• _Your goal_
All entries are to be quoted exactly; the images stay out of the copy.

• _Input records_

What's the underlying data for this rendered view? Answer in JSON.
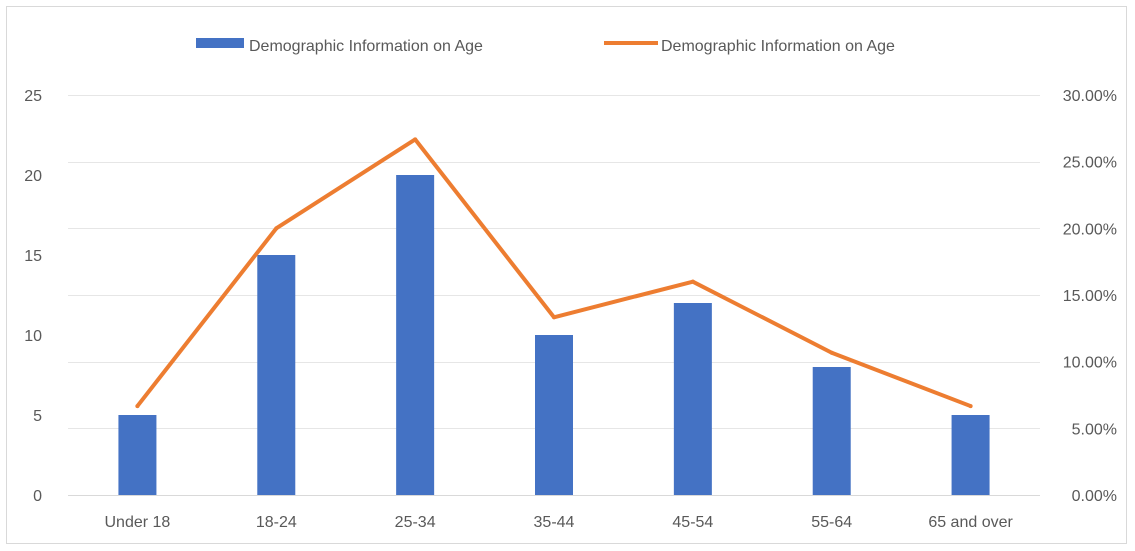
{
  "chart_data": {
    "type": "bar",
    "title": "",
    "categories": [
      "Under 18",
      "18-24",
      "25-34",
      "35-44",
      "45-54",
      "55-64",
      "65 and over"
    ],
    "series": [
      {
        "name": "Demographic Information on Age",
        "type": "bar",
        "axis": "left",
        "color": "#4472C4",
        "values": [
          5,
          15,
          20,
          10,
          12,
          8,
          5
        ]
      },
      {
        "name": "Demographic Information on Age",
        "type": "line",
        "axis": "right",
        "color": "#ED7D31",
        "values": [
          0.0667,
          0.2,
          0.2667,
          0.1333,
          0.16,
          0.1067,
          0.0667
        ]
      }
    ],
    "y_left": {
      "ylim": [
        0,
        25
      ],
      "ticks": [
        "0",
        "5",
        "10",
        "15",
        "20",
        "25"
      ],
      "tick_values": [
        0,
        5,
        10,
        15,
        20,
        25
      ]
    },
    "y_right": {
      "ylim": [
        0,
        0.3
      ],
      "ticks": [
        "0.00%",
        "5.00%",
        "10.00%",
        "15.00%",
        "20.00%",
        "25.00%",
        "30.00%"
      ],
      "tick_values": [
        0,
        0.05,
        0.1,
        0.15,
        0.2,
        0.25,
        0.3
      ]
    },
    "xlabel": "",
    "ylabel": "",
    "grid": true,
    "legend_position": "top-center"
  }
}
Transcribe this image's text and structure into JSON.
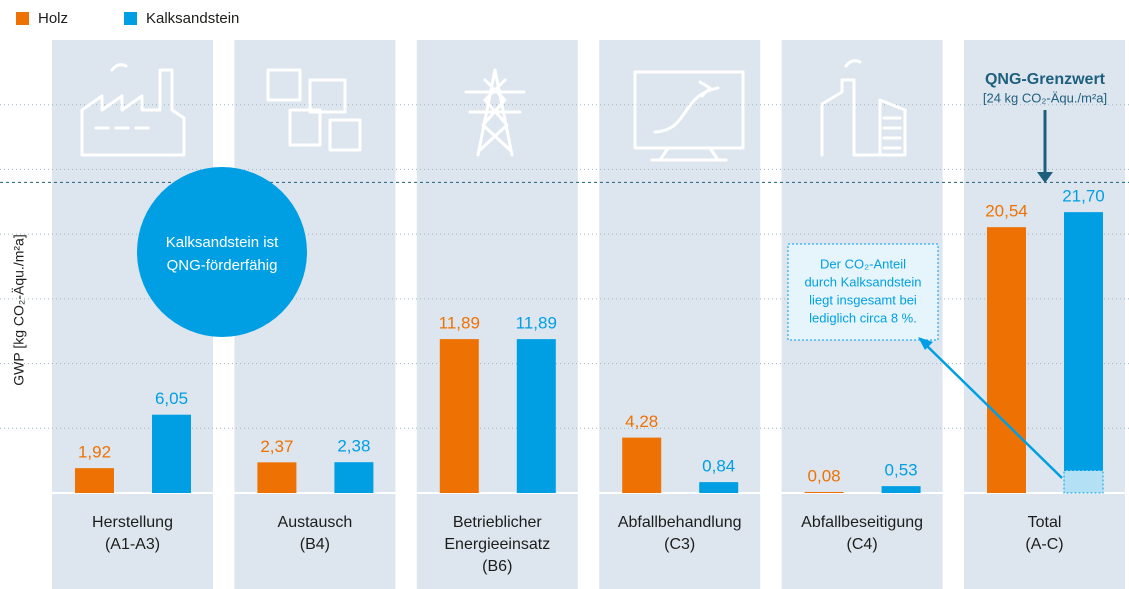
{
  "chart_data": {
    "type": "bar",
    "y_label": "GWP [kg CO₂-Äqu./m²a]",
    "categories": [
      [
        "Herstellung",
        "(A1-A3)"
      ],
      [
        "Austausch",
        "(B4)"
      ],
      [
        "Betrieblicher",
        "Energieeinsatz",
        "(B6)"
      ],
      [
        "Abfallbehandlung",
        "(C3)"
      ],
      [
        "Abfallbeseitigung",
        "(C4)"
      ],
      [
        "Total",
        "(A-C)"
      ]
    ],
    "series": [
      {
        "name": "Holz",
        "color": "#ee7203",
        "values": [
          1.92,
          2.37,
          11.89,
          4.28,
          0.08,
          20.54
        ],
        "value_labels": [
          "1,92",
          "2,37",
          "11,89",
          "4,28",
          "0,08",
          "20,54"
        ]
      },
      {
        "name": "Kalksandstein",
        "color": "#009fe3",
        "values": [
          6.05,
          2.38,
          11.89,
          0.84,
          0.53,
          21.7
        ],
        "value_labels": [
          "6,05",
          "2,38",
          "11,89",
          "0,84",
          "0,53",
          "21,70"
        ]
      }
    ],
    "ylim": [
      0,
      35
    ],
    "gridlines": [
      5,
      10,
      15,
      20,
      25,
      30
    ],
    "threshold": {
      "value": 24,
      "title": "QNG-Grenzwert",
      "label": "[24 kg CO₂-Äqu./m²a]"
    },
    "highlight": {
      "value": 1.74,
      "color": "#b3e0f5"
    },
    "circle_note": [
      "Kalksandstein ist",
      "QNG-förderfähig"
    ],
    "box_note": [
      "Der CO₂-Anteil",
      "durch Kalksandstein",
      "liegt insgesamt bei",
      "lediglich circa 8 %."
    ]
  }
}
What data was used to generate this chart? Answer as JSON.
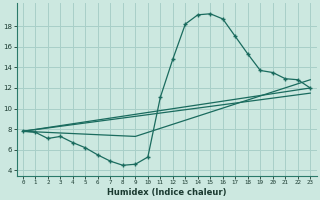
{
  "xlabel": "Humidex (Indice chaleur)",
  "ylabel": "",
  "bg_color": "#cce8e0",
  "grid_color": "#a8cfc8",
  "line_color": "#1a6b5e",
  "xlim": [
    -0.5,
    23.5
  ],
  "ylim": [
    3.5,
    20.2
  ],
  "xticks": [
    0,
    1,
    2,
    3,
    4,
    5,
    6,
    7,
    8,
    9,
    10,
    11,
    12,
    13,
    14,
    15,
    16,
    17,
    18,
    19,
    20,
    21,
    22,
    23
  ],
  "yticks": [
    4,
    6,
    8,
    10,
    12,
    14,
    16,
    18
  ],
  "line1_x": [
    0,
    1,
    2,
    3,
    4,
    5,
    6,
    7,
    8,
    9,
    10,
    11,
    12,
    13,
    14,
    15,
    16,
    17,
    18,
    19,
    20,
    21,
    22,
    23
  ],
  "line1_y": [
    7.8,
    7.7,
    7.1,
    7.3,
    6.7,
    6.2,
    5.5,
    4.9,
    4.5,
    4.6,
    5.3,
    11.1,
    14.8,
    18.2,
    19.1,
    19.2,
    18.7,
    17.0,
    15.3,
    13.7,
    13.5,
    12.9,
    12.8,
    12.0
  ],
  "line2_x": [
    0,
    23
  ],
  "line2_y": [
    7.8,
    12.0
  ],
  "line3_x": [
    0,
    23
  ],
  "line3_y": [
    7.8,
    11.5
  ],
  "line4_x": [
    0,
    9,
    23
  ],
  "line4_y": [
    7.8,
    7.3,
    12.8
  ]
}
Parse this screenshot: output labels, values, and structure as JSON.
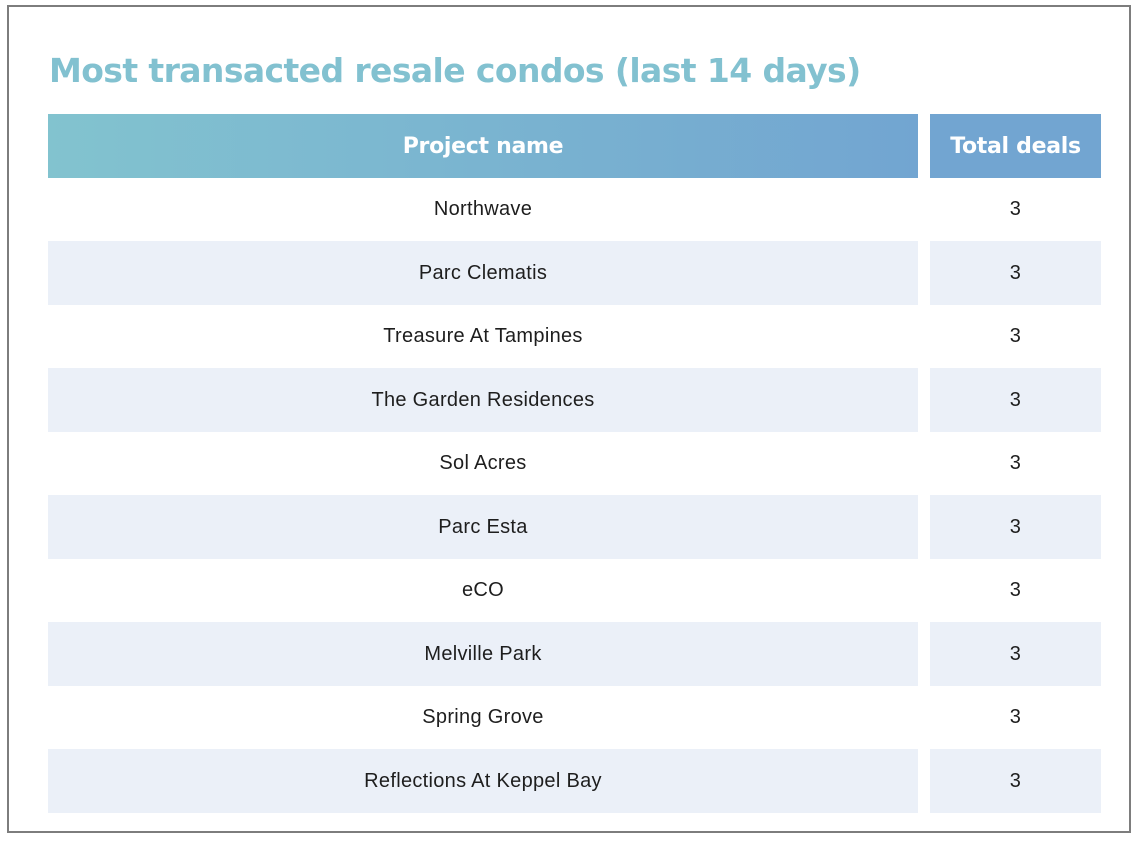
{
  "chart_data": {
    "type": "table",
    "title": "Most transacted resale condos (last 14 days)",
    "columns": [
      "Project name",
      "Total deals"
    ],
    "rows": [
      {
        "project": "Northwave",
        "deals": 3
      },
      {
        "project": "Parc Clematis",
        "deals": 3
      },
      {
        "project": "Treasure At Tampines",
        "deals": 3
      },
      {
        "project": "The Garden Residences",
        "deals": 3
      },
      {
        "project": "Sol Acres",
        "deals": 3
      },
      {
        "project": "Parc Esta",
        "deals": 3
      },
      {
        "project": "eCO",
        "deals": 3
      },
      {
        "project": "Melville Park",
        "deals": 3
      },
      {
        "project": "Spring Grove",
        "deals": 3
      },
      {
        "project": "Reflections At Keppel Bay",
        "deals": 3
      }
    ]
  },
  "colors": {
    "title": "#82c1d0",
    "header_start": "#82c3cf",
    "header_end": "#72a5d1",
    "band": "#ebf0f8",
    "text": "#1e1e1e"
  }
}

• _Solution_
What's the underlying data for this rendered view? Answer in JSON.
{
  "chart_data": {
    "type": "bar",
    "title": "",
    "categories": [
      "Under 18",
      "18-24",
      "25-34",
      "35-44",
      "45-54",
      "55-64",
      "65 and over"
    ],
    "series": [
      {
        "name": "Demographic Information on Age",
        "type": "bar",
        "axis": "left",
        "color": "#4472C4",
        "values": [
          5,
          15,
          20,
          10,
          12,
          8,
          5
        ]
      },
      {
        "name": "Demographic Information on Age",
        "type": "line",
        "axis": "right",
        "color": "#ED7D31",
        "values": [
          0.0667,
          0.2,
          0.2667,
          0.1333,
          0.16,
          0.1067,
          0.0667
        ]
      }
    ],
    "y_left": {
      "ylim": [
        0,
        25
      ],
      "ticks": [
        "0",
        "5",
        "10",
        "15",
        "20",
        "25"
      ],
      "tick_values": [
        0,
        5,
        10,
        15,
        20,
        25
      ]
    },
    "y_right": {
      "ylim": [
        0,
        0.3
      ],
      "ticks": [
        "0.00%",
        "5.00%",
        "10.00%",
        "15.00%",
        "20.00%",
        "25.00%",
        "30.00%"
      ],
      "tick_values": [
        0,
        0.05,
        0.1,
        0.15,
        0.2,
        0.25,
        0.3
      ]
    },
    "xlabel": "",
    "ylabel": "",
    "grid": true,
    "legend_position": "top-center"
  }
}
Transcribe this image's text and structure into JSON.
{
  "chart_data": {
    "type": "bar",
    "y_label": "GWP [kg CO₂-Äqu./m²a]",
    "categories": [
      [
        "Herstellung",
        "(A1-A3)"
      ],
      [
        "Austausch",
        "(B4)"
      ],
      [
        "Betrieblicher",
        "Energieeinsatz",
        "(B6)"
      ],
      [
        "Abfallbehandlung",
        "(C3)"
      ],
      [
        "Abfallbeseitigung",
        "(C4)"
      ],
      [
        "Total",
        "(A-C)"
      ]
    ],
    "series": [
      {
        "name": "Holz",
        "color": "#ee7203",
        "values": [
          1.92,
          2.37,
          11.89,
          4.28,
          0.08,
          20.54
        ],
        "value_labels": [
          "1,92",
          "2,37",
          "11,89",
          "4,28",
          "0,08",
          "20,54"
        ]
      },
      {
        "name": "Kalksandstein",
        "color": "#009fe3",
        "values": [
          6.05,
          2.38,
          11.89,
          0.84,
          0.53,
          21.7
        ],
        "value_labels": [
          "6,05",
          "2,38",
          "11,89",
          "0,84",
          "0,53",
          "21,70"
        ]
      }
    ],
    "ylim": [
      0,
      35
    ],
    "gridlines": [
      5,
      10,
      15,
      20,
      25,
      30
    ],
    "threshold": {
      "value": 24,
      "title": "QNG-Grenzwert",
      "label": "[24 kg CO₂-Äqu./m²a]"
    },
    "highlight": {
      "value": 1.74,
      "color": "#b3e0f5"
    },
    "circle_note": [
      "Kalksandstein ist",
      "QNG-förderfähig"
    ],
    "box_note": [
      "Der CO₂-Anteil",
      "durch Kalksandstein",
      "liegt insgesamt bei",
      "lediglich circa 8 %."
    ]
  }
}
What data was used to generate this chart? Answer as JSON.
{
  "xlabel": "Humidex (Indice chaleur)",
  "ylabel": "",
  "bg_color": "#cce8e0",
  "grid_color": "#a8cfc8",
  "line_color": "#1a6b5e",
  "xlim": [
    -0.5,
    23.5
  ],
  "ylim": [
    3.5,
    20.2
  ],
  "xticks": [
    0,
    1,
    2,
    3,
    4,
    5,
    6,
    7,
    8,
    9,
    10,
    11,
    12,
    13,
    14,
    15,
    16,
    17,
    18,
    19,
    20,
    21,
    22,
    23
  ],
  "yticks": [
    4,
    6,
    8,
    10,
    12,
    14,
    16,
    18
  ],
  "line1_x": [
    0,
    1,
    2,
    3,
    4,
    5,
    6,
    7,
    8,
    9,
    10,
    11,
    12,
    13,
    14,
    15,
    16,
    17,
    18,
    19,
    20,
    21,
    22,
    23
  ],
  "line1_y": [
    7.8,
    7.7,
    7.1,
    7.3,
    6.7,
    6.2,
    5.5,
    4.9,
    4.5,
    4.6,
    5.3,
    11.1,
    14.8,
    18.2,
    19.1,
    19.2,
    18.7,
    17.0,
    15.3,
    13.7,
    13.5,
    12.9,
    12.8,
    12.0
  ],
  "line2_x": [
    0,
    23
  ],
  "line2_y": [
    7.8,
    12.0
  ],
  "line3_x": [
    0,
    23
  ],
  "line3_y": [
    7.8,
    11.5
  ],
  "line4_x": [
    0,
    9,
    23
  ],
  "line4_y": [
    7.8,
    7.3,
    12.8
  ]
}
Parse this screenshot: output labels, values, and structure as JSON.
{
  "chart_data": {
    "type": "table",
    "title": "Most transacted resale condos (last 14 days)",
    "columns": [
      "Project name",
      "Total deals"
    ],
    "rows": [
      {
        "project": "Northwave",
        "deals": 3
      },
      {
        "project": "Parc Clematis",
        "deals": 3
      },
      {
        "project": "Treasure At Tampines",
        "deals": 3
      },
      {
        "project": "The Garden Residences",
        "deals": 3
      },
      {
        "project": "Sol Acres",
        "deals": 3
      },
      {
        "project": "Parc Esta",
        "deals": 3
      },
      {
        "project": "eCO",
        "deals": 3
      },
      {
        "project": "Melville Park",
        "deals": 3
      },
      {
        "project": "Spring Grove",
        "deals": 3
      },
      {
        "project": "Reflections At Keppel Bay",
        "deals": 3
      }
    ]
  },
  "colors": {
    "title": "#82c1d0",
    "header_start": "#82c3cf",
    "header_end": "#72a5d1",
    "band": "#ebf0f8",
    "text": "#1e1e1e"
  }
}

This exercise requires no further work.